──────── Input rows
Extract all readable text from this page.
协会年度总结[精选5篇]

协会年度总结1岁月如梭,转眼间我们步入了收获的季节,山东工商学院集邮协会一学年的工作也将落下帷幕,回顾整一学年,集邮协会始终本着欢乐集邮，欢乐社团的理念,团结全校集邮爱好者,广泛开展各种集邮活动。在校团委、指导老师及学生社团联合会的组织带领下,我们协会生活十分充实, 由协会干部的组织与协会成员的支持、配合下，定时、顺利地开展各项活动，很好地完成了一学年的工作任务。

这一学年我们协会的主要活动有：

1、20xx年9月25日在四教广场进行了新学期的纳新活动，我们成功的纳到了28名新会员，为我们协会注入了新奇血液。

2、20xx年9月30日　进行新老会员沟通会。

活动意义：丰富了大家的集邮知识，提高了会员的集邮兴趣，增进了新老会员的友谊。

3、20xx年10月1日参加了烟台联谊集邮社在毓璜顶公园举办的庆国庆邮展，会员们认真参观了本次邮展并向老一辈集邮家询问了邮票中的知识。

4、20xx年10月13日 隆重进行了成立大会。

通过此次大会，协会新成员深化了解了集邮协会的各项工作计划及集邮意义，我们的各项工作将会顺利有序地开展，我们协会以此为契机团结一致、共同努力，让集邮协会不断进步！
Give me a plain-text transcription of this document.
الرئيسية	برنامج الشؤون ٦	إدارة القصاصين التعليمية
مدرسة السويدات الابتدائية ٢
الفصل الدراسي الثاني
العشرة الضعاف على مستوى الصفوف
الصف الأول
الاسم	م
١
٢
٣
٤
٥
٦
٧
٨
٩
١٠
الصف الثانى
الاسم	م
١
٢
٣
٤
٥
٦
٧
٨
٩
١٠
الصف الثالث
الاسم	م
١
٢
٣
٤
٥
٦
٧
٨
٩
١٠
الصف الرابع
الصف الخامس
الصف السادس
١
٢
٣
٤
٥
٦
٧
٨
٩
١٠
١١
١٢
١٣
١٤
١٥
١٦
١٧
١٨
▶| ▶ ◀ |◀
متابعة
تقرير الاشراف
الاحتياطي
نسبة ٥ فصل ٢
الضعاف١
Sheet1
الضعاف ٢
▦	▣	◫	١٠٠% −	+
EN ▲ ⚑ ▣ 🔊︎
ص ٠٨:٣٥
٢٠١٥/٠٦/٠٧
────────────────
### [What the task asks]
Nothing in the listing may be changed; retype it all exactly.

### [Answer to this exercise]
Extract all readable text from this page.
协会年度总结[精选5篇]

协会年度总结1岁月如梭,转眼间我们步入了收获的季节,山东工商学院集邮协会一学年的工作也将落下帷幕,回顾整一学年,集邮协会始终本着欢乐集邮，欢乐社团的理念,团结全校集邮爱好者,广泛开展各种集邮活动。在校团委、指导老师及学生社团联合会的组织带领下,我们协会生活十分充实, 由协会干部的组织与协会成员的支持、配合下，定时、顺利地开展各项活动，很好地完成了一学年的工作任务。

这一学年我们协会的主要活动有：

1、20xx年9月25日在四教广场进行了新学期的纳新活动，我们成功的纳到了28名新会员，为我们协会注入了新奇血液。

2、20xx年9月30日　进行新老会员沟通会。

活动意义：丰富了大家的集邮知识，提高了会员的集邮兴趣，增进了新老会员的友谊。

3、20xx年10月1日参加了烟台联谊集邮社在毓璜顶公园举办的庆国庆邮展，会员们认真参观了本次邮展并向老一辈集邮家询问了邮票中的知识。

4、20xx年10月13日 隆重进行了成立大会。

通过此次大会，协会新成员深化了解了集邮协会的各项工作计划及集邮意义，我们的各项工作将会顺利有序地开展，我们协会以此为契机团结一致、共同努力，让集邮协会不断进步！
Give me a plain-text transcription of this document.
الرئيسية	برنامج الشؤون ٦	إدارة القصاصين التعليمية
مدرسة السويدات الابتدائية ٢
الفصل الدراسي الثاني
العشرة الضعاف على مستوى الصفوف
الصف الأول
الاسم	م
١
٢
٣
٤
٥
٦
٧
٨
٩
١٠
الصف الثانى
الاسم	م
١
٢
٣
٤
٥
٦
٧
٨
٩
١٠
الصف الثالث
الاسم	م
١
٢
٣
٤
٥
٦
٧
٨
٩
١٠
الصف الرابع
الصف الخامس
الصف السادس
١
٢
٣
٤
٥
٦
٧
٨
٩
١٠
١١
١٢
١٣
١٤
١٥
١٦
١٧
١٨
▶| ▶ ◀ |◀
متابعة
تقرير الاشراف
الاحتياطي
نسبة ٥ فصل ٢
الضعاف١
Sheet1
الضعاف ٢
▦	▣	◫	١٠٠% −	+
EN ▲ ⚑ ▣ 🔊︎
ص ٠٨:٣٥
٢٠١٥/٠٦/٠٧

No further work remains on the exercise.